Task: Would it be possible to write out each entry below exactly, without the pictures?

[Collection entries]
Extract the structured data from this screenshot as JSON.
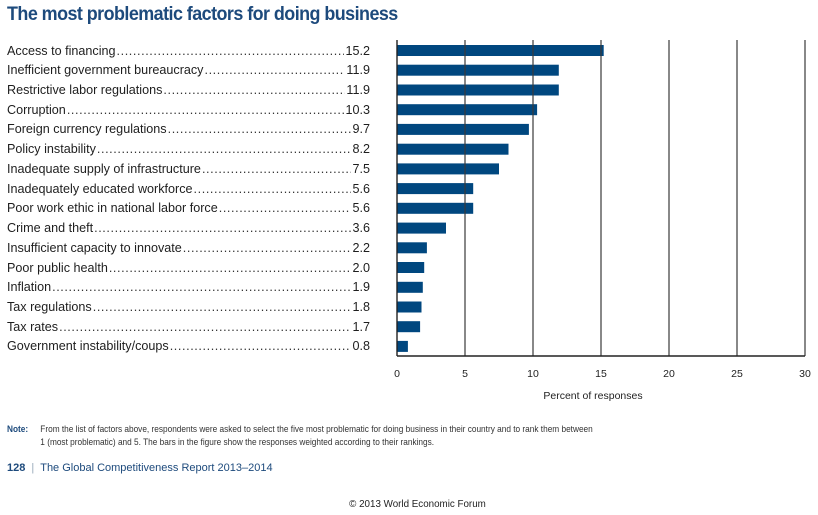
{
  "page": {
    "title": "The most problematic factors for doing business",
    "note_label": "Note:",
    "note_line1": "From the list of factors above, respondents were asked to select the five most problematic for doing business in their country and to rank them between",
    "note_line2": "1 (most problematic) and 5. The bars in the figure show the responses weighted according to their rankings.",
    "page_number": "128",
    "report_title": "The Global Competitiveness Report 2013–2014",
    "copyright": "© 2013 World Economic Forum"
  },
  "chart_data": {
    "type": "bar",
    "orientation": "horizontal",
    "title": "The most problematic factors for doing business",
    "xlabel": "Percent of responses",
    "ylabel": "",
    "xlim": [
      0,
      30
    ],
    "xticks": [
      0,
      5,
      10,
      15,
      20,
      25,
      30
    ],
    "grid": true,
    "bar_color": "#00477f",
    "categories": [
      "Access to financing",
      "Inefficient government bureaucracy",
      "Restrictive labor regulations",
      "Corruption",
      "Foreign currency regulations",
      "Policy instability",
      "Inadequate supply of infrastructure",
      "Inadequately educated workforce",
      "Poor work ethic in national labor force",
      "Crime and theft",
      "Insufficient capacity to innovate",
      "Poor public health",
      "Inflation",
      "Tax regulations",
      "Tax rates",
      "Government instability/coups"
    ],
    "values": [
      15.2,
      11.9,
      11.9,
      10.3,
      9.7,
      8.2,
      7.5,
      5.6,
      5.6,
      3.6,
      2.2,
      2.0,
      1.9,
      1.8,
      1.7,
      0.8
    ],
    "value_labels": [
      "15.2",
      "11.9",
      "11.9",
      "10.3",
      "9.7",
      "8.2",
      "7.5",
      "5.6",
      "5.6",
      "3.6",
      "2.2",
      "2.0",
      "1.9",
      "1.8",
      "1.7",
      "0.8"
    ]
  }
}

Response:
Extract the structured data from this screenshot as JSON.
{
  "page": {
    "title": "The most problematic factors for doing business",
    "note_label": "Note:",
    "note_line1": "From the list of factors above, respondents were asked to select the five most problematic for doing business in their country and to rank them between",
    "note_line2": "1 (most problematic) and 5. The bars in the figure show the responses weighted according to their rankings.",
    "page_number": "128",
    "report_title": "The Global Competitiveness Report 2013–2014",
    "copyright": "© 2013 World Economic Forum"
  },
  "chart_data": {
    "type": "bar",
    "orientation": "horizontal",
    "title": "The most problematic factors for doing business",
    "xlabel": "Percent of responses",
    "ylabel": "",
    "xlim": [
      0,
      30
    ],
    "xticks": [
      0,
      5,
      10,
      15,
      20,
      25,
      30
    ],
    "grid": true,
    "bar_color": "#00477f",
    "categories": [
      "Access to financing",
      "Inefficient government bureaucracy",
      "Restrictive labor regulations",
      "Corruption",
      "Foreign currency regulations",
      "Policy instability",
      "Inadequate supply of infrastructure",
      "Inadequately educated workforce",
      "Poor work ethic in national labor force",
      "Crime and theft",
      "Insufficient capacity to innovate",
      "Poor public health",
      "Inflation",
      "Tax regulations",
      "Tax rates",
      "Government instability/coups"
    ],
    "values": [
      15.2,
      11.9,
      11.9,
      10.3,
      9.7,
      8.2,
      7.5,
      5.6,
      5.6,
      3.6,
      2.2,
      2.0,
      1.9,
      1.8,
      1.7,
      0.8
    ],
    "value_labels": [
      "15.2",
      "11.9",
      "11.9",
      "10.3",
      "9.7",
      "8.2",
      "7.5",
      "5.6",
      "5.6",
      "3.6",
      "2.2",
      "2.0",
      "1.9",
      "1.8",
      "1.7",
      "0.8"
    ]
  }
}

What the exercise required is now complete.